▶ [What this task involves]: Reproduce each line of the entries below word for word, covering every entry from start to finish.

▶ [Stored items from a collection]:
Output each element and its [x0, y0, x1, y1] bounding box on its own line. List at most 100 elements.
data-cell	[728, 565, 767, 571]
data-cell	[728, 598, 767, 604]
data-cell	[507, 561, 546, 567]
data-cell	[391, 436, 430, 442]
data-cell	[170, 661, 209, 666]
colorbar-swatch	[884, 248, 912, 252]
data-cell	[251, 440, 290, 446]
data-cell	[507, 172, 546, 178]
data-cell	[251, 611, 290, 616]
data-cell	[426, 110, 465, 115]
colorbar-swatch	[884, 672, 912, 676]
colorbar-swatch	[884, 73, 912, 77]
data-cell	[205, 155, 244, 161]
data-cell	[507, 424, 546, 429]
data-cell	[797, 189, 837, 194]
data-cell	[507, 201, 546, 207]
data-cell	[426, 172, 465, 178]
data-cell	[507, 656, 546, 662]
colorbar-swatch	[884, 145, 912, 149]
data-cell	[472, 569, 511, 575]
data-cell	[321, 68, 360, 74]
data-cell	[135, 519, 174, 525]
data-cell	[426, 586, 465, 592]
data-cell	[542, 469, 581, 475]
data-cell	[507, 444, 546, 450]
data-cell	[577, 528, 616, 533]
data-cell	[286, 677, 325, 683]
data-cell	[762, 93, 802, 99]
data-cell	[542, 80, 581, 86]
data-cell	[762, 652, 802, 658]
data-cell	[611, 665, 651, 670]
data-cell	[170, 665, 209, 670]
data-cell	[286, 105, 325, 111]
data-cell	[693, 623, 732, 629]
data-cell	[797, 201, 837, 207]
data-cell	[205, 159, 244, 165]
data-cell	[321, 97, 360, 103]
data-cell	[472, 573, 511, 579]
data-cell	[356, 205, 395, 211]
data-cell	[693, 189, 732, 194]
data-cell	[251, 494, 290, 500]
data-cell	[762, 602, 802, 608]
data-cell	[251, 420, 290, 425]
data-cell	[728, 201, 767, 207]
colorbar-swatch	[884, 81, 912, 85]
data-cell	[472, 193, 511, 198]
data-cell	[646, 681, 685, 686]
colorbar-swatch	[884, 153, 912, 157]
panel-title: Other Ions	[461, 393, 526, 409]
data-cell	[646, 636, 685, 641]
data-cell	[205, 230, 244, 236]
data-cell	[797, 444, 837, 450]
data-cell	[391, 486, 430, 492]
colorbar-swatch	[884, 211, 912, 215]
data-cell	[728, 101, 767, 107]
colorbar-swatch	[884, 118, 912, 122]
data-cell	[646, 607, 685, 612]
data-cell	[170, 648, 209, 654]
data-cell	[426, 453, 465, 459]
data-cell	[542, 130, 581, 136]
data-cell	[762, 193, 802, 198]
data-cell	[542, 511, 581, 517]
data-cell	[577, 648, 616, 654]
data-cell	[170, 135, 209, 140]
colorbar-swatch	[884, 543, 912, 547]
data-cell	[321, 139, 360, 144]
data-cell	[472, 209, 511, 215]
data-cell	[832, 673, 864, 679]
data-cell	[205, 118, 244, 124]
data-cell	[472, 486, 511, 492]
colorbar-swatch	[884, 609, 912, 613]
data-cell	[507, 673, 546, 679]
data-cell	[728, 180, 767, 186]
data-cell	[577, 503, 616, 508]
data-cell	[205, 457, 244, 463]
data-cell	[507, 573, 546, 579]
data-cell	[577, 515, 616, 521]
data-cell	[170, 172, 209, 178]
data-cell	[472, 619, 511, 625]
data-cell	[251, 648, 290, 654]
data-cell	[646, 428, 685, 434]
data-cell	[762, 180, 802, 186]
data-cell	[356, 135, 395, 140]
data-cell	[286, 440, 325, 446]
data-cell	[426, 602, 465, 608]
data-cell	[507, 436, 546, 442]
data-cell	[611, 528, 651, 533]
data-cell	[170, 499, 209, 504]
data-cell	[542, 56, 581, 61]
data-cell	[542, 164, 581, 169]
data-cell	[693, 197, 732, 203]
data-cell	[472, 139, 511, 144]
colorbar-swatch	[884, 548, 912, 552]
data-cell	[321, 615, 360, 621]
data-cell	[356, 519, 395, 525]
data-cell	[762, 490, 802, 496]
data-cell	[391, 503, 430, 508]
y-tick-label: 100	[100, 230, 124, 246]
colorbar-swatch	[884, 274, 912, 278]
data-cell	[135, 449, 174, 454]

▶ [Output]:
Output each element and its [x0, y0, x1, y1] bounding box on its own line. List at most 100 elements.
data-cell	[728, 565, 767, 571]
data-cell	[728, 598, 767, 604]
data-cell	[507, 561, 546, 567]
data-cell	[391, 436, 430, 442]
data-cell	[170, 661, 209, 666]
colorbar-swatch	[884, 248, 912, 252]
data-cell	[251, 440, 290, 446]
data-cell	[507, 172, 546, 178]
data-cell	[251, 611, 290, 616]
data-cell	[426, 110, 465, 115]
colorbar-swatch	[884, 672, 912, 676]
colorbar-swatch	[884, 73, 912, 77]
data-cell	[205, 155, 244, 161]
data-cell	[507, 424, 546, 429]
data-cell	[797, 189, 837, 194]
data-cell	[507, 201, 546, 207]
data-cell	[426, 172, 465, 178]
data-cell	[507, 656, 546, 662]
colorbar-swatch	[884, 145, 912, 149]
data-cell	[472, 569, 511, 575]
data-cell	[321, 68, 360, 74]
data-cell	[135, 519, 174, 525]
data-cell	[426, 586, 465, 592]
data-cell	[542, 469, 581, 475]
data-cell	[507, 444, 546, 450]
data-cell	[577, 528, 616, 533]
data-cell	[286, 677, 325, 683]
data-cell	[762, 93, 802, 99]
data-cell	[542, 80, 581, 86]
data-cell	[762, 652, 802, 658]
data-cell	[611, 665, 651, 670]
data-cell	[170, 665, 209, 670]
data-cell	[286, 105, 325, 111]
data-cell	[693, 623, 732, 629]
data-cell	[797, 201, 837, 207]
data-cell	[205, 159, 244, 165]
data-cell	[321, 97, 360, 103]
data-cell	[472, 573, 511, 579]
data-cell	[356, 205, 395, 211]
data-cell	[693, 189, 732, 194]
data-cell	[251, 494, 290, 500]
data-cell	[762, 602, 802, 608]
data-cell	[251, 420, 290, 425]
data-cell	[728, 201, 767, 207]
colorbar-swatch	[884, 81, 912, 85]
data-cell	[472, 193, 511, 198]
data-cell	[646, 681, 685, 686]
colorbar-swatch	[884, 153, 912, 157]
panel-title: Other Ions	[461, 393, 526, 409]
data-cell	[646, 636, 685, 641]
data-cell	[205, 230, 244, 236]
data-cell	[797, 444, 837, 450]
data-cell	[391, 486, 430, 492]
colorbar-swatch	[884, 211, 912, 215]
data-cell	[728, 101, 767, 107]
colorbar-swatch	[884, 118, 912, 122]
data-cell	[646, 607, 685, 612]
data-cell	[170, 648, 209, 654]
data-cell	[426, 453, 465, 459]
data-cell	[542, 130, 581, 136]
data-cell	[762, 193, 802, 198]
data-cell	[542, 511, 581, 517]
data-cell	[577, 648, 616, 654]
data-cell	[170, 135, 209, 140]
colorbar-swatch	[884, 543, 912, 547]
data-cell	[321, 139, 360, 144]
data-cell	[472, 209, 511, 215]
data-cell	[832, 673, 864, 679]
data-cell	[205, 118, 244, 124]
data-cell	[472, 486, 511, 492]
colorbar-swatch	[884, 609, 912, 613]
data-cell	[507, 673, 546, 679]
data-cell	[728, 180, 767, 186]
data-cell	[577, 503, 616, 508]
data-cell	[205, 457, 244, 463]
data-cell	[507, 573, 546, 579]
data-cell	[577, 515, 616, 521]
data-cell	[170, 172, 209, 178]
data-cell	[472, 619, 511, 625]
data-cell	[251, 648, 290, 654]
data-cell	[646, 428, 685, 434]
data-cell	[762, 180, 802, 186]
data-cell	[356, 135, 395, 140]
data-cell	[286, 440, 325, 446]
data-cell	[426, 602, 465, 608]
data-cell	[507, 436, 546, 442]
data-cell	[611, 528, 651, 533]
data-cell	[170, 499, 209, 504]
data-cell	[542, 56, 581, 61]
data-cell	[542, 164, 581, 169]
data-cell	[693, 197, 732, 203]
data-cell	[472, 139, 511, 144]
colorbar-swatch	[884, 548, 912, 552]
data-cell	[321, 615, 360, 621]
data-cell	[356, 519, 395, 525]
data-cell	[762, 490, 802, 496]
data-cell	[391, 503, 430, 508]
y-tick-label: 100	[100, 230, 124, 246]
colorbar-swatch	[884, 274, 912, 278]
data-cell	[135, 449, 174, 454]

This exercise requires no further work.